**What you will do:** Reproduce the following material exactly, including every line.

**Records from a dataset:**

━━━━━━━━━━━━━━━━━━━━

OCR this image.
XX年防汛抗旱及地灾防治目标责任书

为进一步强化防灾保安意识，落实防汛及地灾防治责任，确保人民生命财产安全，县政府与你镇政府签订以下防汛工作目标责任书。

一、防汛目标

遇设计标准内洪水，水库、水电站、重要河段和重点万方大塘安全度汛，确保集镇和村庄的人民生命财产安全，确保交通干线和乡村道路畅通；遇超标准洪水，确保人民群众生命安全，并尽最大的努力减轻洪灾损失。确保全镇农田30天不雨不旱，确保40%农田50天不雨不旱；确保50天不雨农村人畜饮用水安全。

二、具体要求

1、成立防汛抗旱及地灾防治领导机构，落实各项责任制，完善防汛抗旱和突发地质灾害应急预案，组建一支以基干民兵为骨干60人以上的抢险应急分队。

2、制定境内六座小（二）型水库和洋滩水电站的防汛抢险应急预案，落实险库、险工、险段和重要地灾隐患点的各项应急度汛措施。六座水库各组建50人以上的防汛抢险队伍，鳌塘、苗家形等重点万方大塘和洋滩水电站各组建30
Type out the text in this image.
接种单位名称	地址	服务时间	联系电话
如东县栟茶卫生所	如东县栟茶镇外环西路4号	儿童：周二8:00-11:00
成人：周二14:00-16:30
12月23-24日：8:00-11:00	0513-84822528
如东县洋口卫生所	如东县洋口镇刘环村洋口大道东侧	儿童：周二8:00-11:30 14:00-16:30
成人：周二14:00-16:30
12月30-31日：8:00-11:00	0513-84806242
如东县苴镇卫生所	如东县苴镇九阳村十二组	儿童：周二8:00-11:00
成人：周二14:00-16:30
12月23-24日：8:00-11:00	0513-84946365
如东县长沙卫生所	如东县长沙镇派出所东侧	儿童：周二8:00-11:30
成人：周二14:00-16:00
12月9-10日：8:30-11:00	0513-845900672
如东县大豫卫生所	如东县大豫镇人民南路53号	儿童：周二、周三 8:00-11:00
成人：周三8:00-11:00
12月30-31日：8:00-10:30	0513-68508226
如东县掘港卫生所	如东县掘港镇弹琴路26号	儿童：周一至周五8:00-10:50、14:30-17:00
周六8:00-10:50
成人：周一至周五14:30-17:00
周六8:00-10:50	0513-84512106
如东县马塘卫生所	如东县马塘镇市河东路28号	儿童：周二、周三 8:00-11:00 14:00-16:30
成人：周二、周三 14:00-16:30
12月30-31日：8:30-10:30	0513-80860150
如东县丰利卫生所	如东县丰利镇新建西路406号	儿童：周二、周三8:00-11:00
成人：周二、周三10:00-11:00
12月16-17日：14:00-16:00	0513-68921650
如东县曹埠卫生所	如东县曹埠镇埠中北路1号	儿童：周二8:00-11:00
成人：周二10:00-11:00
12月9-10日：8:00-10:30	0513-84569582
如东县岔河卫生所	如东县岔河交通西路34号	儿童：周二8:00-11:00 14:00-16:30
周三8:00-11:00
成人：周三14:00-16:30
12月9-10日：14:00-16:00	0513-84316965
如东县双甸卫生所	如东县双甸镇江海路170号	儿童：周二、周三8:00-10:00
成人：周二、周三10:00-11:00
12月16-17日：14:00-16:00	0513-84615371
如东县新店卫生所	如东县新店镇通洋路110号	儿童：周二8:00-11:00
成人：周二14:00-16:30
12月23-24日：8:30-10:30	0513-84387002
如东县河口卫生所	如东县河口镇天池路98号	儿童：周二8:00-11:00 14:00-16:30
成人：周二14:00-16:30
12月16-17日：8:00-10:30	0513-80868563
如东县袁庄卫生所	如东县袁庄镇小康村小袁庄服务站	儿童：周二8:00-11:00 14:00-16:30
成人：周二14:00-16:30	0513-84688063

━━━━━━━━━━━━━━━━━━━━

**Output of the task:**
OCR this image.
XX年防汛抗旱及地灾防治目标责任书

为进一步强化防灾保安意识，落实防汛及地灾防治责任，确保人民生命财产安全，县政府与你镇政府签订以下防汛工作目标责任书。

一、防汛目标

遇设计标准内洪水，水库、水电站、重要河段和重点万方大塘安全度汛，确保集镇和村庄的人民生命财产安全，确保交通干线和乡村道路畅通；遇超标准洪水，确保人民群众生命安全，并尽最大的努力减轻洪灾损失。确保全镇农田30天不雨不旱，确保40%农田50天不雨不旱；确保50天不雨农村人畜饮用水安全。

二、具体要求

1、成立防汛抗旱及地灾防治领导机构，落实各项责任制，完善防汛抗旱和突发地质灾害应急预案，组建一支以基干民兵为骨干60人以上的抢险应急分队。

2、制定境内六座小（二）型水库和洋滩水电站的防汛抢险应急预案，落实险库、险工、险段和重要地灾隐患点的各项应急度汛措施。六座水库各组建50人以上的防汛抢险队伍，鳌塘、苗家形等重点万方大塘和洋滩水电站各组建30
Type out the text in this image.
接种单位名称	地址	服务时间	联系电话
如东县栟茶卫生所	如东县栟茶镇外环西路4号	儿童：周二8:00-11:00
成人：周二14:00-16:30
12月23-24日：8:00-11:00	0513-84822528
如东县洋口卫生所	如东县洋口镇刘环村洋口大道东侧	儿童：周二8:00-11:30 14:00-16:30
成人：周二14:00-16:30
12月30-31日：8:00-11:00	0513-84806242
如东县苴镇卫生所	如东县苴镇九阳村十二组	儿童：周二8:00-11:00
成人：周二14:00-16:30
12月23-24日：8:00-11:00	0513-84946365
如东县长沙卫生所	如东县长沙镇派出所东侧	儿童：周二8:00-11:30
成人：周二14:00-16:00
12月9-10日：8:30-11:00	0513-845900672
如东县大豫卫生所	如东县大豫镇人民南路53号	儿童：周二、周三 8:00-11:00
成人：周三8:00-11:00
12月30-31日：8:00-10:30	0513-68508226
如东县掘港卫生所	如东县掘港镇弹琴路26号	儿童：周一至周五8:00-10:50、14:30-17:00
周六8:00-10:50
成人：周一至周五14:30-17:00
周六8:00-10:50	0513-84512106
如东县马塘卫生所	如东县马塘镇市河东路28号	儿童：周二、周三 8:00-11:00 14:00-16:30
成人：周二、周三 14:00-16:30
12月30-31日：8:30-10:30	0513-80860150
如东县丰利卫生所	如东县丰利镇新建西路406号	儿童：周二、周三8:00-11:00
成人：周二、周三10:00-11:00
12月16-17日：14:00-16:00	0513-68921650
如东县曹埠卫生所	如东县曹埠镇埠中北路1号	儿童：周二8:00-11:00
成人：周二10:00-11:00
12月9-10日：8:00-10:30	0513-84569582
如东县岔河卫生所	如东县岔河交通西路34号	儿童：周二8:00-11:00 14:00-16:30
周三8:00-11:00
成人：周三14:00-16:30
12月9-10日：14:00-16:00	0513-84316965
如东县双甸卫生所	如东县双甸镇江海路170号	儿童：周二、周三8:00-10:00
成人：周二、周三10:00-11:00
12月16-17日：14:00-16:00	0513-84615371
如东县新店卫生所	如东县新店镇通洋路110号	儿童：周二8:00-11:00
成人：周二14:00-16:30
12月23-24日：8:30-10:30	0513-84387002
如东县河口卫生所	如东县河口镇天池路98号	儿童：周二8:00-11:00 14:00-16:30
成人：周二14:00-16:30
12月16-17日：8:00-10:30	0513-80868563
如东县袁庄卫生所	如东县袁庄镇小康村小袁庄服务站	儿童：周二8:00-11:00 14:00-16:30
成人：周二14:00-16:30	0513-84688063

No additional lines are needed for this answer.